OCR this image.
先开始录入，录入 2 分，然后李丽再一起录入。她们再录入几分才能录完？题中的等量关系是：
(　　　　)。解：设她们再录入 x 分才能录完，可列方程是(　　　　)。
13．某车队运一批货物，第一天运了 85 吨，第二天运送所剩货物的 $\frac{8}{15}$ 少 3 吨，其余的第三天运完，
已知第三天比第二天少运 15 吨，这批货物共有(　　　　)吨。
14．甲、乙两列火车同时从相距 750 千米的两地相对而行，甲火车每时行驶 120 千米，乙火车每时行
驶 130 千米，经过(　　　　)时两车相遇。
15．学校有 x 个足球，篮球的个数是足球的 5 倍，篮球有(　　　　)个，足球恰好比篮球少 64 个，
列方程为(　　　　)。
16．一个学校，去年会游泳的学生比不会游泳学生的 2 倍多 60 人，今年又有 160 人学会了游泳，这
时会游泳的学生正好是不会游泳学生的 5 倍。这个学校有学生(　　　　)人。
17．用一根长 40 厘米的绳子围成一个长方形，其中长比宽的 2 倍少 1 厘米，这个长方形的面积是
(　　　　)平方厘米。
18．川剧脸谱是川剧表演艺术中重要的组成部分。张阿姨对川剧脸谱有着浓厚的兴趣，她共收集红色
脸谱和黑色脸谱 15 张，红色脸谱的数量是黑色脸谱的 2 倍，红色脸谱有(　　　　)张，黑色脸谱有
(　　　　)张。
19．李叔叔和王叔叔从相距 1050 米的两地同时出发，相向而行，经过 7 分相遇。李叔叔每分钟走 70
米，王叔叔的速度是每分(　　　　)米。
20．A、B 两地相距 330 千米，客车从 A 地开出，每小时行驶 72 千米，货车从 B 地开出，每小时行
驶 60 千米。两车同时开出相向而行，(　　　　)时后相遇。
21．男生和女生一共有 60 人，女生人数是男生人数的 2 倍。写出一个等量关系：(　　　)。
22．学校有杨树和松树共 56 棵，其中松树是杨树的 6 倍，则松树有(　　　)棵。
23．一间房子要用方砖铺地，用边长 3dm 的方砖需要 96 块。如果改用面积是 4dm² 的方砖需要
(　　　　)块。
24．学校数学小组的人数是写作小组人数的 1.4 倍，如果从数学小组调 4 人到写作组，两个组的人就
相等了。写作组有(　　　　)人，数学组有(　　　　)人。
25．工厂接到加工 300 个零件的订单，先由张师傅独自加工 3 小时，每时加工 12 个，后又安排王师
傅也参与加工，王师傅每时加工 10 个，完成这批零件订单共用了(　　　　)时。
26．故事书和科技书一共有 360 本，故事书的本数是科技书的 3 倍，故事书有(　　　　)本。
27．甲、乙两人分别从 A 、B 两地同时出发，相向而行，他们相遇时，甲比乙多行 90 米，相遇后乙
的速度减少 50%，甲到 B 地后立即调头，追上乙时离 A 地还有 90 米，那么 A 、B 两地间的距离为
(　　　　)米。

## Job
Write out the full listing exactly as given.

## Exercise result
OCR this image.
先开始录入，录入 2 分，然后李丽再一起录入。她们再录入几分才能录完？题中的等量关系是：
(　　　　)。解：设她们再录入 x 分才能录完，可列方程是(　　　　)。
13．某车队运一批货物，第一天运了 85 吨，第二天运送所剩货物的 $\frac{8}{15}$ 少 3 吨，其余的第三天运完，
已知第三天比第二天少运 15 吨，这批货物共有(　　　　)吨。
14．甲、乙两列火车同时从相距 750 千米的两地相对而行，甲火车每时行驶 120 千米，乙火车每时行
驶 130 千米，经过(　　　　)时两车相遇。
15．学校有 x 个足球，篮球的个数是足球的 5 倍，篮球有(　　　　)个，足球恰好比篮球少 64 个，
列方程为(　　　　)。
16．一个学校，去年会游泳的学生比不会游泳学生的 2 倍多 60 人，今年又有 160 人学会了游泳，这
时会游泳的学生正好是不会游泳学生的 5 倍。这个学校有学生(　　　　)人。
17．用一根长 40 厘米的绳子围成一个长方形，其中长比宽的 2 倍少 1 厘米，这个长方形的面积是
(　　　　)平方厘米。
18．川剧脸谱是川剧表演艺术中重要的组成部分。张阿姨对川剧脸谱有着浓厚的兴趣，她共收集红色
脸谱和黑色脸谱 15 张，红色脸谱的数量是黑色脸谱的 2 倍，红色脸谱有(　　　　)张，黑色脸谱有
(　　　　)张。
19．李叔叔和王叔叔从相距 1050 米的两地同时出发，相向而行，经过 7 分相遇。李叔叔每分钟走 70
米，王叔叔的速度是每分(　　　　)米。
20．A、B 两地相距 330 千米，客车从 A 地开出，每小时行驶 72 千米，货车从 B 地开出，每小时行
驶 60 千米。两车同时开出相向而行，(　　　　)时后相遇。
21．男生和女生一共有 60 人，女生人数是男生人数的 2 倍。写出一个等量关系：(　　　)。
22．学校有杨树和松树共 56 棵，其中松树是杨树的 6 倍，则松树有(　　　)棵。
23．一间房子要用方砖铺地，用边长 3dm 的方砖需要 96 块。如果改用面积是 4dm² 的方砖需要
(　　　　)块。
24．学校数学小组的人数是写作小组人数的 1.4 倍，如果从数学小组调 4 人到写作组，两个组的人就
相等了。写作组有(　　　　)人，数学组有(　　　　)人。
25．工厂接到加工 300 个零件的订单，先由张师傅独自加工 3 小时，每时加工 12 个，后又安排王师
傅也参与加工，王师傅每时加工 10 个，完成这批零件订单共用了(　　　　)时。
26．故事书和科技书一共有 360 本，故事书的本数是科技书的 3 倍，故事书有(　　　　)本。
27．甲、乙两人分别从 A 、B 两地同时出发，相向而行，他们相遇时，甲比乙多行 90 米，相遇后乙
的速度减少 50%，甲到 B 地后立即调头，追上乙时离 A 地还有 90 米，那么 A 、B 两地间的距离为
(　　　　)米。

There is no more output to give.